::: DATA TO PROCESS :::

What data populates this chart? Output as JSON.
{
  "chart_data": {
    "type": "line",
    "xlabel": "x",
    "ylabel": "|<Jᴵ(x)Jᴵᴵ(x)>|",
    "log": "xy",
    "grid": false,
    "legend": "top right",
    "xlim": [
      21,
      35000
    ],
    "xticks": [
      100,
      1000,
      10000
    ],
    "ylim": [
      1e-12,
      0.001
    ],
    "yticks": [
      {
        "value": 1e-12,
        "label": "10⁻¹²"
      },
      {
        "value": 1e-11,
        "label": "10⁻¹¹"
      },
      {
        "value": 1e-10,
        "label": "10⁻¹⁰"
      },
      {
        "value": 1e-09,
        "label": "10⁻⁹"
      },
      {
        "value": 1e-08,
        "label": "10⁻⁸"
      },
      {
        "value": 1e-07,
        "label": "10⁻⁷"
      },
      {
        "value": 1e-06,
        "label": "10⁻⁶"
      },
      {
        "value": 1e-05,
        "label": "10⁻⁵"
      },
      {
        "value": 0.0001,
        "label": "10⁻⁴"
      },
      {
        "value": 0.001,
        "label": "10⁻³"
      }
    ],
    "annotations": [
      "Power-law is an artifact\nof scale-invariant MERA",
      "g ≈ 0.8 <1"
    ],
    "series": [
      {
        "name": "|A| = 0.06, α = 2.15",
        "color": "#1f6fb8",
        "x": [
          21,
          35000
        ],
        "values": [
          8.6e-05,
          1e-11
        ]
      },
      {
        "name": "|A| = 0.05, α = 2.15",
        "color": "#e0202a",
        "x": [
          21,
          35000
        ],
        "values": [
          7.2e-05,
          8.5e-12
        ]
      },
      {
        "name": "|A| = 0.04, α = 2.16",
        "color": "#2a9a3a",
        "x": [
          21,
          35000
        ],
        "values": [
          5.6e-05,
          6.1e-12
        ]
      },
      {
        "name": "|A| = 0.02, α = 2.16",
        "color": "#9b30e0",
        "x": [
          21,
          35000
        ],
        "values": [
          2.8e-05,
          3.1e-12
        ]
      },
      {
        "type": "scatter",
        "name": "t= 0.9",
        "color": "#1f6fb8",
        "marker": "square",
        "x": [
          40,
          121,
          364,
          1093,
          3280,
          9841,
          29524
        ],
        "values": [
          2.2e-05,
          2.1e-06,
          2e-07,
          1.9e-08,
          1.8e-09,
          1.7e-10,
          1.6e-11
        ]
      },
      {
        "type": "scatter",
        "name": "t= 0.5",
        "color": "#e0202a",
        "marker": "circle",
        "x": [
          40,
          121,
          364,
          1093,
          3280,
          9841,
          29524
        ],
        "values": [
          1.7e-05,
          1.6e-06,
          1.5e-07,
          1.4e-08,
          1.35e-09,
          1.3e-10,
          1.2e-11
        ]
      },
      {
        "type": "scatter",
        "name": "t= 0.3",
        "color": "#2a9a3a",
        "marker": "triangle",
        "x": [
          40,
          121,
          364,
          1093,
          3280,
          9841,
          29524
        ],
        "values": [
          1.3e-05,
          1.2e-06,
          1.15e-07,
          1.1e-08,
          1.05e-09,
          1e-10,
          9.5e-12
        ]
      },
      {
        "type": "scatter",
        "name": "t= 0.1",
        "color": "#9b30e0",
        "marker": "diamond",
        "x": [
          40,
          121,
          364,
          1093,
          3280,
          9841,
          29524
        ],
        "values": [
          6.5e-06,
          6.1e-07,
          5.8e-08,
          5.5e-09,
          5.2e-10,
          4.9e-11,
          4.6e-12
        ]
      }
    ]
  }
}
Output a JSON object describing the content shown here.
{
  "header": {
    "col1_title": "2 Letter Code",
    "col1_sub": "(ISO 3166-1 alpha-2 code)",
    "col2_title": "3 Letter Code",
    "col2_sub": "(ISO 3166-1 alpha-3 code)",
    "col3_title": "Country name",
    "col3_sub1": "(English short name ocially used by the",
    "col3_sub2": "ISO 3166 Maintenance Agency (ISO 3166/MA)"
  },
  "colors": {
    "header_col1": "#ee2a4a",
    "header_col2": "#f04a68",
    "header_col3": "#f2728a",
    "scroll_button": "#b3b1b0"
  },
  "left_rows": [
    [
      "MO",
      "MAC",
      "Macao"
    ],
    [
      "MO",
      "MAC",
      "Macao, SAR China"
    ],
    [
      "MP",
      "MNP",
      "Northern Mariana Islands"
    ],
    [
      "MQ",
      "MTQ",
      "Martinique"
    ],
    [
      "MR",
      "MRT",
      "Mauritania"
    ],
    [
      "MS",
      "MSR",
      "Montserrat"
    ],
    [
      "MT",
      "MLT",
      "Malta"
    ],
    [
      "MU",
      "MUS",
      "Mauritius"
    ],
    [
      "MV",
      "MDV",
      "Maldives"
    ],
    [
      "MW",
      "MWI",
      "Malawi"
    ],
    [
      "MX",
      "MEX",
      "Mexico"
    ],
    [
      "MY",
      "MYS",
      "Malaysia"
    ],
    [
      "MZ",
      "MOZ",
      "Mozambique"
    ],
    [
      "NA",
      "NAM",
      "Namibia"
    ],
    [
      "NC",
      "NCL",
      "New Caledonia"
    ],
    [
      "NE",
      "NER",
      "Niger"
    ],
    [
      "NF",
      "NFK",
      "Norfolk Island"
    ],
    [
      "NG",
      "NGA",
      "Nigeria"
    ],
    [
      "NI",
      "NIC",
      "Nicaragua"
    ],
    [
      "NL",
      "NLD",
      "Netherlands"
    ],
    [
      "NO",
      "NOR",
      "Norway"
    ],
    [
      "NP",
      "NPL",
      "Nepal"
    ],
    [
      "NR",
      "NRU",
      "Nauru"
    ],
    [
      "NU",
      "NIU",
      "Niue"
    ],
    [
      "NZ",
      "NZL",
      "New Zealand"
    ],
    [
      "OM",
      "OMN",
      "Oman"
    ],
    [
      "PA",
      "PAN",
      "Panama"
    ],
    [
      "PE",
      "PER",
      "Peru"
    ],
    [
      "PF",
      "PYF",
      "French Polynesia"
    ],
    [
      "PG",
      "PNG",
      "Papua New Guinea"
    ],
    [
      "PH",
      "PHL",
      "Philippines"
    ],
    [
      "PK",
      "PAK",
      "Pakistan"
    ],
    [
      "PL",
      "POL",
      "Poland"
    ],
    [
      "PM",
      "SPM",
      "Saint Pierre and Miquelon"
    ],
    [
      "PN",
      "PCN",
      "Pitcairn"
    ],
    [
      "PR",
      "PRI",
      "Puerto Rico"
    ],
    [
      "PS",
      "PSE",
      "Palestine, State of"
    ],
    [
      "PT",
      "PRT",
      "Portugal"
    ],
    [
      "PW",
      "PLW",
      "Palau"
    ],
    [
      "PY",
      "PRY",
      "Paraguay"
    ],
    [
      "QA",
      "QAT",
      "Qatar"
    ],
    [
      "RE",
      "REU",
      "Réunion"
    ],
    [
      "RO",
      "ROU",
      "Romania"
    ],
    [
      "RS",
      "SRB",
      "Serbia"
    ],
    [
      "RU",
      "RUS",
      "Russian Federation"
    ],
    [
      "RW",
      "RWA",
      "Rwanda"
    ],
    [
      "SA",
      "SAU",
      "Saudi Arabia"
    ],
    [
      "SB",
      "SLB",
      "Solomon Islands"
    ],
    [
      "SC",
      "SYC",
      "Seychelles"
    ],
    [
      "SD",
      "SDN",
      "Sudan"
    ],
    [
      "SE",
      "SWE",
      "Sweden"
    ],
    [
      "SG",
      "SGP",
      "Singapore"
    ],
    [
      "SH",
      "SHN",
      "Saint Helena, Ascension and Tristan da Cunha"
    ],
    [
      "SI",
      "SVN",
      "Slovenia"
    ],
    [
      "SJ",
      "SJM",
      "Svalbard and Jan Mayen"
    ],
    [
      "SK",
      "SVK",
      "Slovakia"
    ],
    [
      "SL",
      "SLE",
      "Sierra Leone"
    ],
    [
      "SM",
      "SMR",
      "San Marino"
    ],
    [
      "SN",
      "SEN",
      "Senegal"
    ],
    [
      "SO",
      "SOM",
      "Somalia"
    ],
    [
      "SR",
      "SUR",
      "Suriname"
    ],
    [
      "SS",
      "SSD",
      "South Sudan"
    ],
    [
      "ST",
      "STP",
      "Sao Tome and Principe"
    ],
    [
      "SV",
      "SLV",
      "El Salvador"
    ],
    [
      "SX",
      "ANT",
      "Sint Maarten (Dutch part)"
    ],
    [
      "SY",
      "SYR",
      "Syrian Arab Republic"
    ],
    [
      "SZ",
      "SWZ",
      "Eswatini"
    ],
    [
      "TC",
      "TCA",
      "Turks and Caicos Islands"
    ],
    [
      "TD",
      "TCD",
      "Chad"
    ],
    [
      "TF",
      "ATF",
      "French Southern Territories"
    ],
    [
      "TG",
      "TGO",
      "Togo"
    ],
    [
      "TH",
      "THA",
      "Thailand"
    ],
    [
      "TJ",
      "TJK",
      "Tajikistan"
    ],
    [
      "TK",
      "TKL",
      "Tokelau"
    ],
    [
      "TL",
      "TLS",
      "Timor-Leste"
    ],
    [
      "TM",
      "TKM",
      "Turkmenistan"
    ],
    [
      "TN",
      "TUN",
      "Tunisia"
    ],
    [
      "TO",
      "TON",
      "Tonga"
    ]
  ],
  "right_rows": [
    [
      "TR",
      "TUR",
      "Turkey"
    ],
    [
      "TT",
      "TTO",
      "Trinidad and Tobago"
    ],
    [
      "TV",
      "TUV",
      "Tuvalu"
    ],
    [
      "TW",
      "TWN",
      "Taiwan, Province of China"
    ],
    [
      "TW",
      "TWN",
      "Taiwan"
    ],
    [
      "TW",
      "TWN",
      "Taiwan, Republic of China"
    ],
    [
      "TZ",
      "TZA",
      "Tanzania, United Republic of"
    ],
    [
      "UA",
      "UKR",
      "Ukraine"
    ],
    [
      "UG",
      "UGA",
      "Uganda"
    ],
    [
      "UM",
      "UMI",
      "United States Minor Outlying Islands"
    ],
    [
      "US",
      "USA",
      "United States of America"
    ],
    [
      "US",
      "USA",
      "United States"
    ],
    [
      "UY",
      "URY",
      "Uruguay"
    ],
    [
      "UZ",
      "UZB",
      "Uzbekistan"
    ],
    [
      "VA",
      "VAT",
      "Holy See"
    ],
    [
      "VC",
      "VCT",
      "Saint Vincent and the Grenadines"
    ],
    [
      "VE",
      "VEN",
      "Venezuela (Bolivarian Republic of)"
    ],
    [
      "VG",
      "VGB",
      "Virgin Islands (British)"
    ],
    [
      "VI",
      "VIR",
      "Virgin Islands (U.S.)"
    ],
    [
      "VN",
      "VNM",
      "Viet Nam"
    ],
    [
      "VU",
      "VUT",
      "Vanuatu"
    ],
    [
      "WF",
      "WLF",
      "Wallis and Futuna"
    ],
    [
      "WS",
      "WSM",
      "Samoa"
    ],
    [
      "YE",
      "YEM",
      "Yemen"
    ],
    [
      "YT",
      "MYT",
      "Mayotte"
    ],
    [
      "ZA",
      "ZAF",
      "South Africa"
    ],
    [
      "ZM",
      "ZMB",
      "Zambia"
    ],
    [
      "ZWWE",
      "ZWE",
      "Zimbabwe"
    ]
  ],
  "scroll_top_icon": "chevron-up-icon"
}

:::

* _DIRECTION_
Read the entries above, then pull out the lines that include "Saint".

* _PROBLEM SOLUTION_
      "Saint Pierre and Miquelon"
      "Saint Helena, Ascension and Tristan da Cunha"
      "Saint Vincent and the Grenadines"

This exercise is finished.